— START The data —
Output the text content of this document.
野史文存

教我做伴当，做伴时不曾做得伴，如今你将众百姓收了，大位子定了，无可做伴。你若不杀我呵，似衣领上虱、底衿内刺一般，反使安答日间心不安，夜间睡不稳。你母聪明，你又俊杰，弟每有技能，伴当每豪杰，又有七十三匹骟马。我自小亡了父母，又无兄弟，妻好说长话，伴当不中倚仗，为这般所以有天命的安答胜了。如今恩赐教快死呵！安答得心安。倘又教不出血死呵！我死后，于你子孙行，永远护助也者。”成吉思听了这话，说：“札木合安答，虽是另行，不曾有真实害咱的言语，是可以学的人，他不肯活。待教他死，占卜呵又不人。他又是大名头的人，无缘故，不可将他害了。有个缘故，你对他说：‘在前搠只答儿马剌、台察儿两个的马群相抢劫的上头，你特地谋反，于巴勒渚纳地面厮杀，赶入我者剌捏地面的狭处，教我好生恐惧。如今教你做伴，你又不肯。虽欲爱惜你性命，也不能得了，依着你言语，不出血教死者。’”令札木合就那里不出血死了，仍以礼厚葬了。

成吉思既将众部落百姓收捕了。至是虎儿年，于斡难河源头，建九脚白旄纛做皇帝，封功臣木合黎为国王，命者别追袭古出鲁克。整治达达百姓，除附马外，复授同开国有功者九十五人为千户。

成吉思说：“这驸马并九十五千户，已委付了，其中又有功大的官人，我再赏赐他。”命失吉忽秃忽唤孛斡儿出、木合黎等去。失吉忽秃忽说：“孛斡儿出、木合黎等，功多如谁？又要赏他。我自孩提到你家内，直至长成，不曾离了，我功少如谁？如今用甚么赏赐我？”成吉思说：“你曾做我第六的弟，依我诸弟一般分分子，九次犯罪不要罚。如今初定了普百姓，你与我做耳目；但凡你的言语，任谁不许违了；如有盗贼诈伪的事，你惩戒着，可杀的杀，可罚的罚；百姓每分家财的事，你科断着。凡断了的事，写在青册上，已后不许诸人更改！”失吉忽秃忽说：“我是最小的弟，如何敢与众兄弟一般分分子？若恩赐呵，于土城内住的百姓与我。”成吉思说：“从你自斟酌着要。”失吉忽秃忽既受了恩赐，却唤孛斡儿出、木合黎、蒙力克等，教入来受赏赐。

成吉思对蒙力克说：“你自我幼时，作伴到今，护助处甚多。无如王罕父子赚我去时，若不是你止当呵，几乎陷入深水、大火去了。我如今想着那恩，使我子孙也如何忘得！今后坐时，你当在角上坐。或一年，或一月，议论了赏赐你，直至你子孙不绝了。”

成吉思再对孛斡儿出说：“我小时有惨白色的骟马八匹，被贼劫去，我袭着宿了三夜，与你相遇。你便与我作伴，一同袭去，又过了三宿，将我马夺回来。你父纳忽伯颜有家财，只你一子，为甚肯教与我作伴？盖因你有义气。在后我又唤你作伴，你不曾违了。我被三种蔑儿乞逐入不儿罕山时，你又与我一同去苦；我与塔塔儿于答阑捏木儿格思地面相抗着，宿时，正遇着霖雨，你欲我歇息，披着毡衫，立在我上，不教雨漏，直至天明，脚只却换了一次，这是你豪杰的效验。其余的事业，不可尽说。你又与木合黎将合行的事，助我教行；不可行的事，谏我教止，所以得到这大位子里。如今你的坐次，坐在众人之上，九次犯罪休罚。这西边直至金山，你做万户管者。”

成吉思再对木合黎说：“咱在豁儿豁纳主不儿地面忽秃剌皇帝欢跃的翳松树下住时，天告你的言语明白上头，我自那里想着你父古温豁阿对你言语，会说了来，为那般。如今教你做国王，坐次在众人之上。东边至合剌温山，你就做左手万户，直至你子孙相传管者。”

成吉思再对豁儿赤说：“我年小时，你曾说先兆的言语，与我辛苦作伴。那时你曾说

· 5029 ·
— END The data —
= Stated task =
Reproduce all the data word for word.

= Task solution =
Output the text content of this document.
野史文存

教我做伴当，做伴时不曾做得伴，如今你将众百姓收了，大位子定了，无可做伴。你若不杀我呵，似衣领上虱、底衿内刺一般，反使安答日间心不安，夜间睡不稳。你母聪明，你又俊杰，弟每有技能，伴当每豪杰，又有七十三匹骟马。我自小亡了父母，又无兄弟，妻好说长话，伴当不中倚仗，为这般所以有天命的安答胜了。如今恩赐教快死呵！安答得心安。倘又教不出血死呵！我死后，于你子孙行，永远护助也者。”成吉思听了这话，说：“札木合安答，虽是另行，不曾有真实害咱的言语，是可以学的人，他不肯活。待教他死，占卜呵又不人。他又是大名头的人，无缘故，不可将他害了。有个缘故，你对他说：‘在前搠只答儿马剌、台察儿两个的马群相抢劫的上头，你特地谋反，于巴勒渚纳地面厮杀，赶入我者剌捏地面的狭处，教我好生恐惧。如今教你做伴，你又不肯。虽欲爱惜你性命，也不能得了，依着你言语，不出血教死者。’”令札木合就那里不出血死了，仍以礼厚葬了。

成吉思既将众部落百姓收捕了。至是虎儿年，于斡难河源头，建九脚白旄纛做皇帝，封功臣木合黎为国王，命者别追袭古出鲁克。整治达达百姓，除附马外，复授同开国有功者九十五人为千户。

成吉思说：“这驸马并九十五千户，已委付了，其中又有功大的官人，我再赏赐他。”命失吉忽秃忽唤孛斡儿出、木合黎等去。失吉忽秃忽说：“孛斡儿出、木合黎等，功多如谁？又要赏他。我自孩提到你家内，直至长成，不曾离了，我功少如谁？如今用甚么赏赐我？”成吉思说：“你曾做我第六的弟，依我诸弟一般分分子，九次犯罪不要罚。如今初定了普百姓，你与我做耳目；但凡你的言语，任谁不许违了；如有盗贼诈伪的事，你惩戒着，可杀的杀，可罚的罚；百姓每分家财的事，你科断着。凡断了的事，写在青册上，已后不许诸人更改！”失吉忽秃忽说：“我是最小的弟，如何敢与众兄弟一般分分子？若恩赐呵，于土城内住的百姓与我。”成吉思说：“从你自斟酌着要。”失吉忽秃忽既受了恩赐，却唤孛斡儿出、木合黎、蒙力克等，教入来受赏赐。

成吉思对蒙力克说：“你自我幼时，作伴到今，护助处甚多。无如王罕父子赚我去时，若不是你止当呵，几乎陷入深水、大火去了。我如今想着那恩，使我子孙也如何忘得！今后坐时，你当在角上坐。或一年，或一月，议论了赏赐你，直至你子孙不绝了。”

成吉思再对孛斡儿出说：“我小时有惨白色的骟马八匹，被贼劫去，我袭着宿了三夜，与你相遇。你便与我作伴，一同袭去，又过了三宿，将我马夺回来。你父纳忽伯颜有家财，只你一子，为甚肯教与我作伴？盖因你有义气。在后我又唤你作伴，你不曾违了。我被三种蔑儿乞逐入不儿罕山时，你又与我一同去苦；我与塔塔儿于答阑捏木儿格思地面相抗着，宿时，正遇着霖雨，你欲我歇息，披着毡衫，立在我上，不教雨漏，直至天明，脚只却换了一次，这是你豪杰的效验。其余的事业，不可尽说。你又与木合黎将合行的事，助我教行；不可行的事，谏我教止，所以得到这大位子里。如今你的坐次，坐在众人之上，九次犯罪休罚。这西边直至金山，你做万户管者。”

成吉思再对木合黎说：“咱在豁儿豁纳主不儿地面忽秃剌皇帝欢跃的翳松树下住时，天告你的言语明白上头，我自那里想着你父古温豁阿对你言语，会说了来，为那般。如今教你做国王，坐次在众人之上。东边至合剌温山，你就做左手万户，直至你子孙相传管者。”

成吉思再对豁儿赤说：“我年小时，你曾说先兆的言语，与我辛苦作伴。那时你曾说

· 5029 ·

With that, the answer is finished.